Given entries:
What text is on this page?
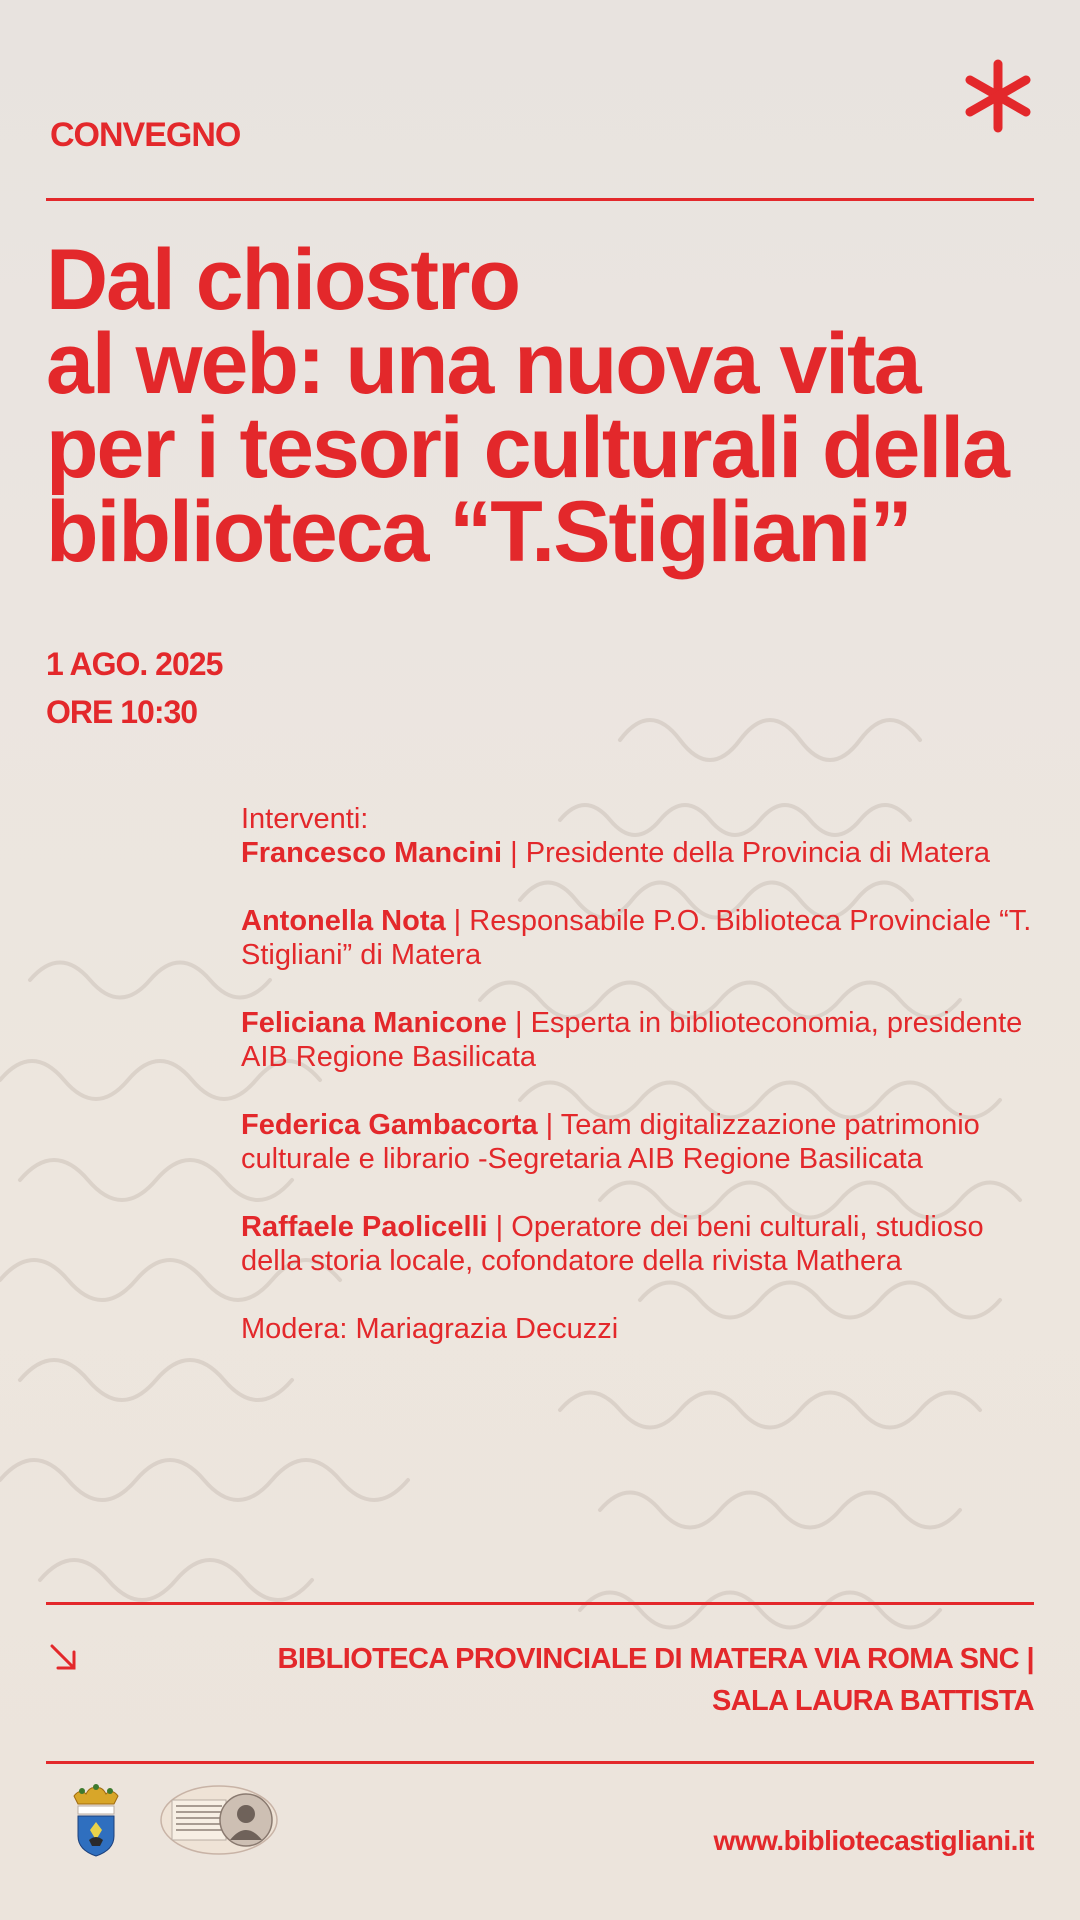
CONVEGNO
Dal chiostro
al web: una nuova vita
per i tesori culturali della
biblioteca “T.Stigliani”
1 AGO. 2025
ORE 10:30
Interventi:
Francesco Mancini | Presidente della Provincia di Matera
Antonella Nota | Responsabile P.O. Biblioteca Provinciale “T. Stigliani” di Matera
Feliciana Manicone | Esperta in biblioteconomia, presidente AIB Regione Basilicata
Federica Gambacorta | Team digitalizzazione patrimonio culturale e librario -Segretaria AIB Regione Basilicata
Raffaele Paolicelli | Operatore dei beni culturali, studioso della storia locale, cofondatore della rivista Mathera
Modera: Mariagrazia Decuzzi
BIBLIOTECA PROVINCIALE DI MATERA VIA ROMA SNC |
SALA LAURA BATTISTA
www.bibliotecastigliani.it
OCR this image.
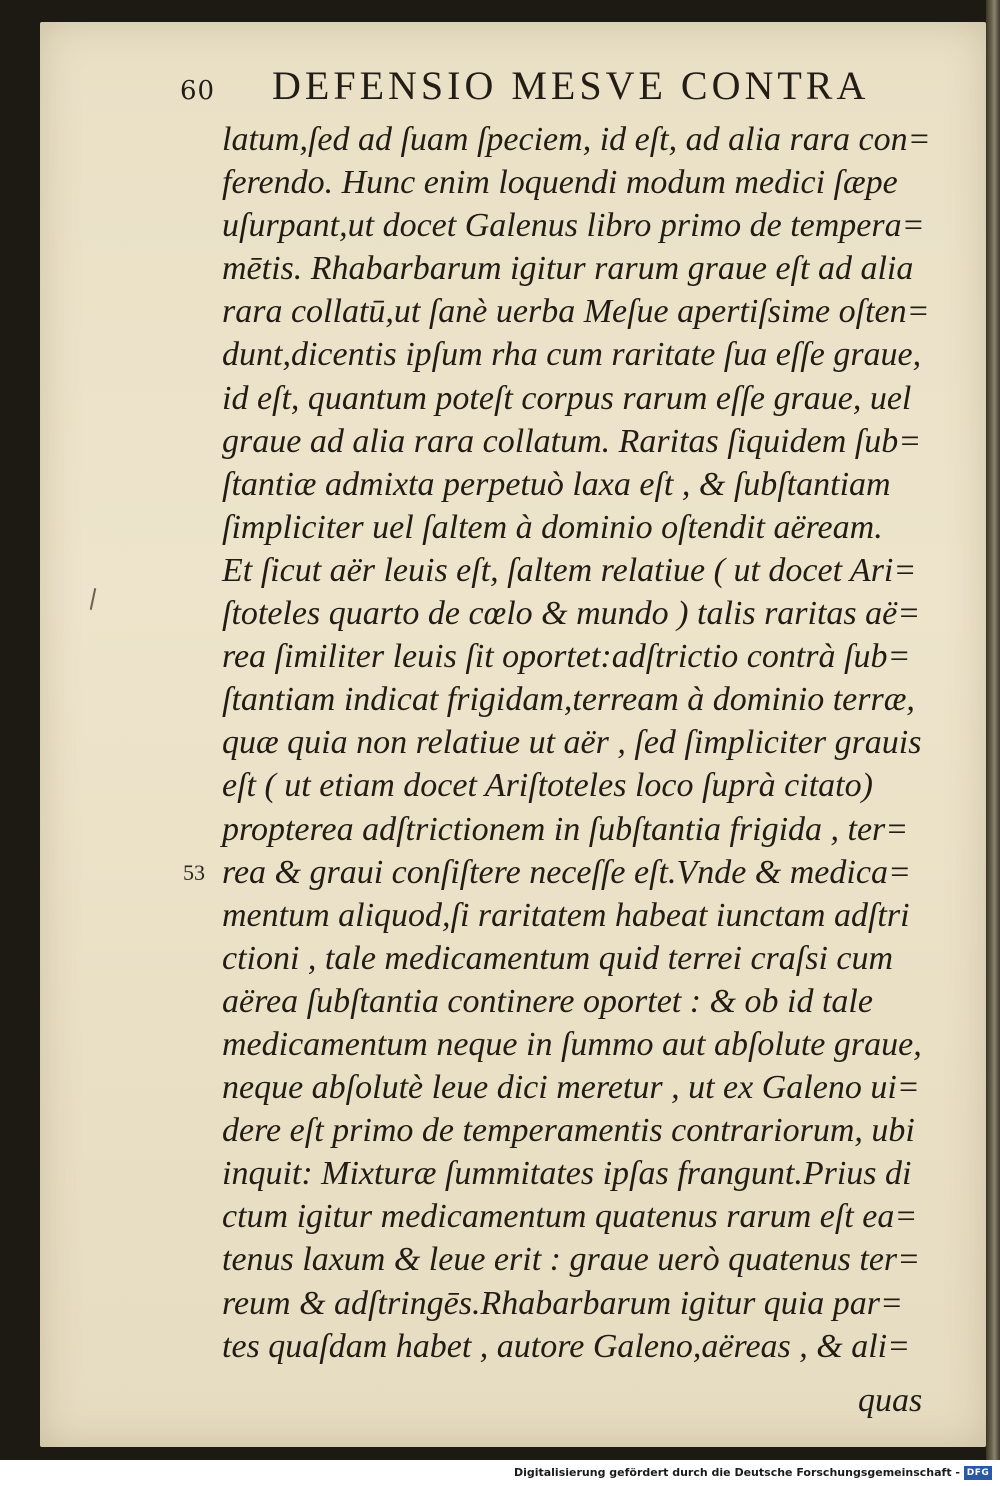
60 DEFENSIO MESVE CONTRA
latum,ſed ad ſuam ſpeciem, id eſt, ad alia rara con=
ferendo. Hunc enim loquendi modum medici ſæpe
uſurpant,ut docet Galenus libro primo de tempera=
mētis. Rhabarbarum igitur rarum graue eſt ad alia
rara collatū,ut ſanè uerba Meſue apertiſsime oſten=
dunt,dicentis ipſum rha cum raritate ſua eſſe graue,
id eſt, quantum poteſt corpus rarum eſſe graue, uel
graue ad alia rara collatum. Raritas ſiquidem ſub=
ſtantiæ admixta perpetuò laxa eſt , & ſubſtantiam
ſimpliciter uel ſaltem à dominio oſtendit aëream.
Et ſicut aër leuis eſt, ſaltem relatiue ( ut docet Ari=
ſtoteles quarto de cœlo & mundo ) talis raritas aë=
rea ſimiliter leuis ſit oportet:adſtrictio contrà ſub=
ſtantiam indicat frigidam,terream à dominio terræ,
quæ quia non relatiue ut aër , ſed ſimpliciter grauis
eſt ( ut etiam docet Ariſtoteles loco ſuprà citato)
propterea adſtrictionem in ſubſtantia frigida , ter=
rea & graui conſiſtere neceſſe eſt.Vnde & medica=
mentum aliquod,ſi raritatem habeat iunctam adſtri
ctioni , tale medicamentum quid terrei craſsi cum
aërea ſubſtantia continere oportet : & ob id tale
medicamentum neque in ſummo aut abſolute graue,
neque abſolutè leue dici meretur , ut ex Galeno ui=
dere eſt primo de temperamentis contrariorum, ubi
inquit: Mixturæ ſummitates ipſas frangunt.Prius di
ctum igitur medicamentum quatenus rarum eſt ea=
tenus laxum & leue erit : graue uerò quatenus ter=
reum & adſtringēs.Rhabarbarum igitur quia par=
tes quaſdam habet , autore Galeno,aëreas , & ali=
53
quas
Digitalisierung gefördert durch die Deutsche Forschungsgemeinschaft - DFG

What is being asked:
Copy every line in the records above that contains the word "igitur".

Result for this task:
mētis. Rhabarbarum igitur rarum graue eſt ad alia
ctum igitur medicamentum quatenus rarum eſt ea=
reum & adſtringēs.Rhabarbarum igitur quia par=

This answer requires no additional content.